[Extracted data entries]
......

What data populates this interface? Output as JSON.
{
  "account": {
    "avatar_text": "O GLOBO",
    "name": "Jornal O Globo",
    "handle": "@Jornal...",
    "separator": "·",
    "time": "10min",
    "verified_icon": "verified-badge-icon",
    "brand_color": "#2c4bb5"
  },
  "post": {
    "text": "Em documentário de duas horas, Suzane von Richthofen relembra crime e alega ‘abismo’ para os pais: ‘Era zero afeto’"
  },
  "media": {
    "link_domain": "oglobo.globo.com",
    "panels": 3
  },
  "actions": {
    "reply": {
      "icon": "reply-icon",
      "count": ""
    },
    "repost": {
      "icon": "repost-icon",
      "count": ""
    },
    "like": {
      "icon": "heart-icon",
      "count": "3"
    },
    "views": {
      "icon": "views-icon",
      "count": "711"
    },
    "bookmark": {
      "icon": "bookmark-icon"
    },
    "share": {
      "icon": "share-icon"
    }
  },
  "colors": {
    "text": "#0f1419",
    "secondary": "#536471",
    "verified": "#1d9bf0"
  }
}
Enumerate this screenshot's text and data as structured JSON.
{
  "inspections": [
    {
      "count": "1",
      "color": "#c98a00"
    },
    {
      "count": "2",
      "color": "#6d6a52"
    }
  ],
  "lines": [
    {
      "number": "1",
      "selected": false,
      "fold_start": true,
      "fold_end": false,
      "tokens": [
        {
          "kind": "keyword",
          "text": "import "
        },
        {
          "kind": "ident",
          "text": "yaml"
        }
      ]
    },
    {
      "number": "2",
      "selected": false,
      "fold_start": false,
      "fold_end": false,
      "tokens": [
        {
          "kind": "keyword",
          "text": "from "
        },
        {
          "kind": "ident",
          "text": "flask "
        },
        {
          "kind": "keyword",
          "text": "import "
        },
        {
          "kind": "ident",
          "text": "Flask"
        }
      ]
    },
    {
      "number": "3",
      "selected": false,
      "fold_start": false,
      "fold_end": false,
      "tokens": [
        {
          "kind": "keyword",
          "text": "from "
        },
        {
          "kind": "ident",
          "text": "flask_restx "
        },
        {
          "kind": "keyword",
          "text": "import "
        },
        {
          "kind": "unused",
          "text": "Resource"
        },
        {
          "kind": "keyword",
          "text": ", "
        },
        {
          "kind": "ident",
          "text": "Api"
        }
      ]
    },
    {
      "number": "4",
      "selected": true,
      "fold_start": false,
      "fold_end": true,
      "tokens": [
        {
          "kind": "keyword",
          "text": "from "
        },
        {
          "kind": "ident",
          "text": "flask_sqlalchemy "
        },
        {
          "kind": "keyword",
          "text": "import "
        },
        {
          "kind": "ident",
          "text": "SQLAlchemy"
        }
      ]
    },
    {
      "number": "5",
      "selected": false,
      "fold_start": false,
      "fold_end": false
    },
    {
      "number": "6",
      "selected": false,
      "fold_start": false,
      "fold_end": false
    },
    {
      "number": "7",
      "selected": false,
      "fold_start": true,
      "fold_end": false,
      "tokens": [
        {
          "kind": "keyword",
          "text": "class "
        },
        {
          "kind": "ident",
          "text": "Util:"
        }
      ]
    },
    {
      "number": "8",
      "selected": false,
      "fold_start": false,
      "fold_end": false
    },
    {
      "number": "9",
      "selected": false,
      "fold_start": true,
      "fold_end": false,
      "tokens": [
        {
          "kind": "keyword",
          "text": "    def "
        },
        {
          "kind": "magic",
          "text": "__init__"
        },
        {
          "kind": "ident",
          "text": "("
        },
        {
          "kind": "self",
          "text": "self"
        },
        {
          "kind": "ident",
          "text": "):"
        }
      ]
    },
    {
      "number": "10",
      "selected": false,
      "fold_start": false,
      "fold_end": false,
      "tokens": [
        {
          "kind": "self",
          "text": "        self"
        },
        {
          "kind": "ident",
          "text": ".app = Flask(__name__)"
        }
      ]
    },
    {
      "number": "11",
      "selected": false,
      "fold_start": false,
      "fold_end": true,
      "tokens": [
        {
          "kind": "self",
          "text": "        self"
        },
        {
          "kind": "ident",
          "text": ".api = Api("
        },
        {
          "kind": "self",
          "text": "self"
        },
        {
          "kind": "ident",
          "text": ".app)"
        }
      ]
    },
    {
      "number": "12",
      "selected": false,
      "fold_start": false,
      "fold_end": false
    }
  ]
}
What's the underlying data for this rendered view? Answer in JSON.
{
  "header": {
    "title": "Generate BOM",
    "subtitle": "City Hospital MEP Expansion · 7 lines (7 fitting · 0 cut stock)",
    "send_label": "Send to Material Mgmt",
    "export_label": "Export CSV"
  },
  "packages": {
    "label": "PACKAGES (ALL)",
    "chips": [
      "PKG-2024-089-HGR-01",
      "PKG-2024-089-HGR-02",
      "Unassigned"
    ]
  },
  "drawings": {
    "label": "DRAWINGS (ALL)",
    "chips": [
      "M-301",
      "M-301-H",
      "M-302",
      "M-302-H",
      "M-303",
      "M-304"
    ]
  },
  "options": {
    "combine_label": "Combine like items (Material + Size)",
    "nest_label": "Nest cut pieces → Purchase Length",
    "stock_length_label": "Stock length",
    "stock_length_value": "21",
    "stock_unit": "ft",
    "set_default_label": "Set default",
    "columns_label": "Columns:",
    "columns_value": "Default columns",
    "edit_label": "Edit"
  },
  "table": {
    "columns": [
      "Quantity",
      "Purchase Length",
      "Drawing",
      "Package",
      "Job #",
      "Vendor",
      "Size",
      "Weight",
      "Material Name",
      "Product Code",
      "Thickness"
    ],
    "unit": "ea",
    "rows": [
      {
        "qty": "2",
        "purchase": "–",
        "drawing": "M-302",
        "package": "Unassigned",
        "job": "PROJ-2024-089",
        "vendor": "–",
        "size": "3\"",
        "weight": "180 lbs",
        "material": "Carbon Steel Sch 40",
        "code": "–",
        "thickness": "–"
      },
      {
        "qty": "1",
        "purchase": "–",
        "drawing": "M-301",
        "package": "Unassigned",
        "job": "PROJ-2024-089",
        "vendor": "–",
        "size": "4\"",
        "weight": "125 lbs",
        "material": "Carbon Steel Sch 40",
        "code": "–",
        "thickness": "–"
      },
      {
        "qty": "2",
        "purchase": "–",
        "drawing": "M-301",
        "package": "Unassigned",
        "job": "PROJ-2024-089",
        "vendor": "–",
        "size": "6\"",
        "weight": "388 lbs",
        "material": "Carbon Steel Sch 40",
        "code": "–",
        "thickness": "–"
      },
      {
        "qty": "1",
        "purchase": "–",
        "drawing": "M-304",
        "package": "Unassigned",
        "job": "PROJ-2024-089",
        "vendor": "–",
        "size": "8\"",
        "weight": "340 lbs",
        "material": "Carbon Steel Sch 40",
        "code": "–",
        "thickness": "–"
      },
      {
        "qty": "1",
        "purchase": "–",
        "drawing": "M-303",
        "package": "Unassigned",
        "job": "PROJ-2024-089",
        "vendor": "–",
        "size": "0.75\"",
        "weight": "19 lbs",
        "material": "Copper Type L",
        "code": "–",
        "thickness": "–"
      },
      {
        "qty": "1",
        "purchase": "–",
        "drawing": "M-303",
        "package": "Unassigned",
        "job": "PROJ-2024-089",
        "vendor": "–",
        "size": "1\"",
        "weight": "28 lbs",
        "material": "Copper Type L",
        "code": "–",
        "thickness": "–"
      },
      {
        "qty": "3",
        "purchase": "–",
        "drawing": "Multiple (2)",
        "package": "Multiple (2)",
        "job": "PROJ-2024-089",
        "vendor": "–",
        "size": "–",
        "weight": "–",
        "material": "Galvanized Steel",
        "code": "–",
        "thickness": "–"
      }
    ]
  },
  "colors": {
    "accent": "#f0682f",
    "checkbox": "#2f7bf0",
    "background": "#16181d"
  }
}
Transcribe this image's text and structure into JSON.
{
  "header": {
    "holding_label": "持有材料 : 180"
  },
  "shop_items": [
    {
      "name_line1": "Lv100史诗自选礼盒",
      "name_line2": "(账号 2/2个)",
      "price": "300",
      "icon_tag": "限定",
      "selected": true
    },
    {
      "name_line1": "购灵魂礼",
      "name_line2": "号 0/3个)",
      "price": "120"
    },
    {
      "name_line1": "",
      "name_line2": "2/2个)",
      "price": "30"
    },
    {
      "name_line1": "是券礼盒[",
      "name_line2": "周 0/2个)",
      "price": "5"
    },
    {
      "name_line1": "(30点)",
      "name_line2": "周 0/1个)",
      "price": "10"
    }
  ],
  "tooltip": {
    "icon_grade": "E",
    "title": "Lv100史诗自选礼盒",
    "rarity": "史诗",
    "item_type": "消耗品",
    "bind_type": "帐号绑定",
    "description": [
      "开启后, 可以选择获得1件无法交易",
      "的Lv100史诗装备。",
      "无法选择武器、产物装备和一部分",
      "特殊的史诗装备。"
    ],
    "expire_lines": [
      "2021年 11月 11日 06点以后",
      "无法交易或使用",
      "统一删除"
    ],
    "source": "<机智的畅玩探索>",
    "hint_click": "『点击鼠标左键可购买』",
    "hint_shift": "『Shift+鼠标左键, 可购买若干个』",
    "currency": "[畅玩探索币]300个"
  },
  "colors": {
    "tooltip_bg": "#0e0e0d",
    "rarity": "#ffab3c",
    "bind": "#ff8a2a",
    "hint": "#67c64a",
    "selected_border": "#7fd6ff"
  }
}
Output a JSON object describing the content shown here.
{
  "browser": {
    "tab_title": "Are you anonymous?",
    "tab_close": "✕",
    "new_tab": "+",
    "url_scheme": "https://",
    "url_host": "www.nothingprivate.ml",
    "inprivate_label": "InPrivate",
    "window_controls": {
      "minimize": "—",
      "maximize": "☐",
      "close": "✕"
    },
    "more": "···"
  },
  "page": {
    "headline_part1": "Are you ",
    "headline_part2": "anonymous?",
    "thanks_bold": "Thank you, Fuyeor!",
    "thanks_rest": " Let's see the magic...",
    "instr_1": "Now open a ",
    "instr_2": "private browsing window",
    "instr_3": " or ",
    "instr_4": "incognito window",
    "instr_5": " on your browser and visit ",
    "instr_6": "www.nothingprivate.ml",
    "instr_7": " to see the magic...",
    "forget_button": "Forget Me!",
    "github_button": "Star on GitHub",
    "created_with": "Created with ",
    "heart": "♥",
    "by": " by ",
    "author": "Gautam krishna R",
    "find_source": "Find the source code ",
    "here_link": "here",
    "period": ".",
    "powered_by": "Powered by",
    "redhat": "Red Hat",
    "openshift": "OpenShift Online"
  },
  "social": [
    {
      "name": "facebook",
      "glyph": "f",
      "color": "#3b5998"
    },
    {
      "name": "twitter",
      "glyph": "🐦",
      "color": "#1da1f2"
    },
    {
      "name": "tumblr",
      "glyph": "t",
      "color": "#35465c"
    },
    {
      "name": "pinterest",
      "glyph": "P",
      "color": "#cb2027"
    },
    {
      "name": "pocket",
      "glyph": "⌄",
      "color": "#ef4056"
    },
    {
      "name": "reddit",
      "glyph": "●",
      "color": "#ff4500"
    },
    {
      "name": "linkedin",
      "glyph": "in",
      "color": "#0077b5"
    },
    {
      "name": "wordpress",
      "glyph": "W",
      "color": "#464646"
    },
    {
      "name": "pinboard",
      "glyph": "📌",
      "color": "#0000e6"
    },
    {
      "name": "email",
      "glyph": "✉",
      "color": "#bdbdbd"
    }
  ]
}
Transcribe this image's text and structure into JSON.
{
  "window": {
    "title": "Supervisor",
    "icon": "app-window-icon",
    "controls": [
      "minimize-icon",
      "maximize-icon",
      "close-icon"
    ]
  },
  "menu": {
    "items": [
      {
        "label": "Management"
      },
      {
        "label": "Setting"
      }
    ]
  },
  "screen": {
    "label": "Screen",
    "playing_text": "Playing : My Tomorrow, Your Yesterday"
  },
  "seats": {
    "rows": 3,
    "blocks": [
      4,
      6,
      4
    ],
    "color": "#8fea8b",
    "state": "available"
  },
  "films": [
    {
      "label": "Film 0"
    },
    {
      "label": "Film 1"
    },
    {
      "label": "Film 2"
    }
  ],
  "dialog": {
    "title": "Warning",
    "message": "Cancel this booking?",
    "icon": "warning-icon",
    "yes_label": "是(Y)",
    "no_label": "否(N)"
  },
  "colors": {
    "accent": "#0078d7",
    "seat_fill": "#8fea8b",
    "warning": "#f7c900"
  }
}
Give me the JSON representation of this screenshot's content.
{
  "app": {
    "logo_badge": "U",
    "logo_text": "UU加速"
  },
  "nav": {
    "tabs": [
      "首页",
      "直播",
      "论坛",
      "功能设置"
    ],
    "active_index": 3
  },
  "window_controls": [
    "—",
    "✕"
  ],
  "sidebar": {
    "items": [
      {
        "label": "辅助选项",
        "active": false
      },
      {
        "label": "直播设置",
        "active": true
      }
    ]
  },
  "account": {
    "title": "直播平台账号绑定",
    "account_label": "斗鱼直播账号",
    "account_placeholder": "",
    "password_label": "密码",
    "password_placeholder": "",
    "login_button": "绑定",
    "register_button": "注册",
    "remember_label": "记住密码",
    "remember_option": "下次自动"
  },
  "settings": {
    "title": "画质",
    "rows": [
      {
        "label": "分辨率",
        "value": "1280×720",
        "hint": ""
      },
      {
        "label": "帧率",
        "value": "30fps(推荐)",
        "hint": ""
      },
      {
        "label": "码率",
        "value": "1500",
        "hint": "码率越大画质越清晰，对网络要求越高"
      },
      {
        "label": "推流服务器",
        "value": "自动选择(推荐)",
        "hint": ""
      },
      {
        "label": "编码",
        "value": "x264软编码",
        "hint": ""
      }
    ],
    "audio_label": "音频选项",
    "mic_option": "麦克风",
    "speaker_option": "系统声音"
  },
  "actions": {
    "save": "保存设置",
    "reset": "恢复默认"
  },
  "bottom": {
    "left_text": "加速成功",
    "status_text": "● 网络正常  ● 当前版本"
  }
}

......

**DESCRIPTION OF THE TASK:** Gather each line in these records that contains the string "anonymous".

**REPLY:**
    "tab_title": "Are you anonymous?",
    "headline_part2": "anonymous?",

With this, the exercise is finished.